Document page records
______________________________
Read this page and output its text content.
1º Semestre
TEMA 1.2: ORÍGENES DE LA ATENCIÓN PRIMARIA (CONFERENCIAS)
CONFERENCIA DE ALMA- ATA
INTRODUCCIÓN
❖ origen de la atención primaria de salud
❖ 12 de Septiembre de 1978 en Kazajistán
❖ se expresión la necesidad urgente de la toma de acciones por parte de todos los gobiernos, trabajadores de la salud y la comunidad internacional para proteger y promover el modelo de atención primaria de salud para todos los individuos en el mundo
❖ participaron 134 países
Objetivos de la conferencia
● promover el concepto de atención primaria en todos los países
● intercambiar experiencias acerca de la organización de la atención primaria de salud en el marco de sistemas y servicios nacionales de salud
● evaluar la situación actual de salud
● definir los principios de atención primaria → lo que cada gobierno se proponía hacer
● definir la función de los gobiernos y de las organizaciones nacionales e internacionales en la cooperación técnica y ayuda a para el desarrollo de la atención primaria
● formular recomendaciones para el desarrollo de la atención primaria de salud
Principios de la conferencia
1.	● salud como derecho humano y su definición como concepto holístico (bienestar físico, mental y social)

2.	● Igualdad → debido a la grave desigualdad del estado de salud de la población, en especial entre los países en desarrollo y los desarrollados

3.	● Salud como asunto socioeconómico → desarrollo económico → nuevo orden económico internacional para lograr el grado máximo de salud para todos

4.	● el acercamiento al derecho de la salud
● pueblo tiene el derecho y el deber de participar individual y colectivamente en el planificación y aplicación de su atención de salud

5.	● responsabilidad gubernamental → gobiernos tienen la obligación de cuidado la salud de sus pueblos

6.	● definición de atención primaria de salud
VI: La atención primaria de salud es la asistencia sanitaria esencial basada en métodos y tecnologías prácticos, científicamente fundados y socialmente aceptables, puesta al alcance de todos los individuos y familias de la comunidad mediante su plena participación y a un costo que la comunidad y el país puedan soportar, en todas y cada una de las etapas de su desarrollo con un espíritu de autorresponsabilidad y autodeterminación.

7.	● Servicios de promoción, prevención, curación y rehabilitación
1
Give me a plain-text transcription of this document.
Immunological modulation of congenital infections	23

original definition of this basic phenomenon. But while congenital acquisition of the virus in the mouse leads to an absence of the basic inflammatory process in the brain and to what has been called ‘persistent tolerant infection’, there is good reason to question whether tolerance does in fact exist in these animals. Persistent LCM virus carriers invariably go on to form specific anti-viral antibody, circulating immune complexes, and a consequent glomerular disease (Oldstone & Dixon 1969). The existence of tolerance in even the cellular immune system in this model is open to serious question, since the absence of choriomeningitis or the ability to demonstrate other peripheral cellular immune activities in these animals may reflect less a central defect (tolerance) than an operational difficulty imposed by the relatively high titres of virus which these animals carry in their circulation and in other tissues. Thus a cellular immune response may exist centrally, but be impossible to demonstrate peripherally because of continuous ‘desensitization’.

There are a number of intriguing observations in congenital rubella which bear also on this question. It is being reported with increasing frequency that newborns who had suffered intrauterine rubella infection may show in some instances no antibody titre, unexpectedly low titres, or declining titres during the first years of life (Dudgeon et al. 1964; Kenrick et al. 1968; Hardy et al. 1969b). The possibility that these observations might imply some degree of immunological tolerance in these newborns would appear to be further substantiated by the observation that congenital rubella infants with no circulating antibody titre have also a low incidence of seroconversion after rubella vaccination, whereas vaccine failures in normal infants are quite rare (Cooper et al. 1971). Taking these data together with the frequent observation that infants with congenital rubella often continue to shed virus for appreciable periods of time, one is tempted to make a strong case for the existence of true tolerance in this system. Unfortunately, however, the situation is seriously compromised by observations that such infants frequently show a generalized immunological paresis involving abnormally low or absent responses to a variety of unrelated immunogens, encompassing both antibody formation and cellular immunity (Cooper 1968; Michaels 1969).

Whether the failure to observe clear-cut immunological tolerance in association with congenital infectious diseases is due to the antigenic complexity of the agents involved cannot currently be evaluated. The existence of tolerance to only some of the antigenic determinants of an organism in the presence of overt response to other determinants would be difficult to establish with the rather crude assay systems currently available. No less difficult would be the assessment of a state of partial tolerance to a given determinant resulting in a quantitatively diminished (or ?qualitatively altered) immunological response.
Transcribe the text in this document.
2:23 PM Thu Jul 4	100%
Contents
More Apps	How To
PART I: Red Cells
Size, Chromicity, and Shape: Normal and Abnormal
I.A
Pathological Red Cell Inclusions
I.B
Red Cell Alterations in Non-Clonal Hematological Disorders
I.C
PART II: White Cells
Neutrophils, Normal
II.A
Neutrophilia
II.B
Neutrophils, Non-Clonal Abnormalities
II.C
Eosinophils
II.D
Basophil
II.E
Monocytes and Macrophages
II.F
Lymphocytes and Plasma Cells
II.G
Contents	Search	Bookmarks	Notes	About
______________________________
Instructions to follow: Give back the data above word for word.

Response for this exercise:
Read this page and output its text content.
1º Semestre
TEMA 1.2: ORÍGENES DE LA ATENCIÓN PRIMARIA (CONFERENCIAS)
CONFERENCIA DE ALMA- ATA
INTRODUCCIÓN
❖ origen de la atención primaria de salud
❖ 12 de Septiembre de 1978 en Kazajistán
❖ se expresión la necesidad urgente de la toma de acciones por parte de todos los gobiernos, trabajadores de la salud y la comunidad internacional para proteger y promover el modelo de atención primaria de salud para todos los individuos en el mundo
❖ participaron 134 países
Objetivos de la conferencia
● promover el concepto de atención primaria en todos los países
● intercambiar experiencias acerca de la organización de la atención primaria de salud en el marco de sistemas y servicios nacionales de salud
● evaluar la situación actual de salud
● definir los principios de atención primaria → lo que cada gobierno se proponía hacer
● definir la función de los gobiernos y de las organizaciones nacionales e internacionales en la cooperación técnica y ayuda a para el desarrollo de la atención primaria
● formular recomendaciones para el desarrollo de la atención primaria de salud
Principios de la conferencia
1.	● salud como derecho humano y su definición como concepto holístico (bienestar físico, mental y social)

2.	● Igualdad → debido a la grave desigualdad del estado de salud de la población, en especial entre los países en desarrollo y los desarrollados

3.	● Salud como asunto socioeconómico → desarrollo económico → nuevo orden económico internacional para lograr el grado máximo de salud para todos

4.	● el acercamiento al derecho de la salud
● pueblo tiene el derecho y el deber de participar individual y colectivamente en el planificación y aplicación de su atención de salud

5.	● responsabilidad gubernamental → gobiernos tienen la obligación de cuidado la salud de sus pueblos

6.	● definición de atención primaria de salud
VI: La atención primaria de salud es la asistencia sanitaria esencial basada en métodos y tecnologías prácticos, científicamente fundados y socialmente aceptables, puesta al alcance de todos los individuos y familias de la comunidad mediante su plena participación y a un costo que la comunidad y el país puedan soportar, en todas y cada una de las etapas de su desarrollo con un espíritu de autorresponsabilidad y autodeterminación.

7.	● Servicios de promoción, prevención, curación y rehabilitación
1
Give me a plain-text transcription of this document.
Immunological modulation of congenital infections	23

original definition of this basic phenomenon. But while congenital acquisition of the virus in the mouse leads to an absence of the basic inflammatory process in the brain and to what has been called ‘persistent tolerant infection’, there is good reason to question whether tolerance does in fact exist in these animals. Persistent LCM virus carriers invariably go on to form specific anti-viral antibody, circulating immune complexes, and a consequent glomerular disease (Oldstone & Dixon 1969). The existence of tolerance in even the cellular immune system in this model is open to serious question, since the absence of choriomeningitis or the ability to demonstrate other peripheral cellular immune activities in these animals may reflect less a central defect (tolerance) than an operational difficulty imposed by the relatively high titres of virus which these animals carry in their circulation and in other tissues. Thus a cellular immune response may exist centrally, but be impossible to demonstrate peripherally because of continuous ‘desensitization’.

There are a number of intriguing observations in congenital rubella which bear also on this question. It is being reported with increasing frequency that newborns who had suffered intrauterine rubella infection may show in some instances no antibody titre, unexpectedly low titres, or declining titres during the first years of life (Dudgeon et al. 1964; Kenrick et al. 1968; Hardy et al. 1969b). The possibility that these observations might imply some degree of immunological tolerance in these newborns would appear to be further substantiated by the observation that congenital rubella infants with no circulating antibody titre have also a low incidence of seroconversion after rubella vaccination, whereas vaccine failures in normal infants are quite rare (Cooper et al. 1971). Taking these data together with the frequent observation that infants with congenital rubella often continue to shed virus for appreciable periods of time, one is tempted to make a strong case for the existence of true tolerance in this system. Unfortunately, however, the situation is seriously compromised by observations that such infants frequently show a generalized immunological paresis involving abnormally low or absent responses to a variety of unrelated immunogens, encompassing both antibody formation and cellular immunity (Cooper 1968; Michaels 1969).

Whether the failure to observe clear-cut immunological tolerance in association with congenital infectious diseases is due to the antigenic complexity of the agents involved cannot currently be evaluated. The existence of tolerance to only some of the antigenic determinants of an organism in the presence of overt response to other determinants would be difficult to establish with the rather crude assay systems currently available. No less difficult would be the assessment of a state of partial tolerance to a given determinant resulting in a quantitatively diminished (or ?qualitatively altered) immunological response.
Transcribe the text in this document.
2:23 PM Thu Jul 4	100%
Contents
More Apps	How To
PART I: Red Cells
Size, Chromicity, and Shape: Normal and Abnormal
I.A
Pathological Red Cell Inclusions
I.B
Red Cell Alterations in Non-Clonal Hematological Disorders
I.C
PART II: White Cells
Neutrophils, Normal
II.A
Neutrophilia
II.B
Neutrophils, Non-Clonal Abnormalities
II.C
Eosinophils
II.D
Basophil
II.E
Monocytes and Macrophages
II.F
Lymphocytes and Plasma Cells
II.G
Contents	Search	Bookmarks	Notes	About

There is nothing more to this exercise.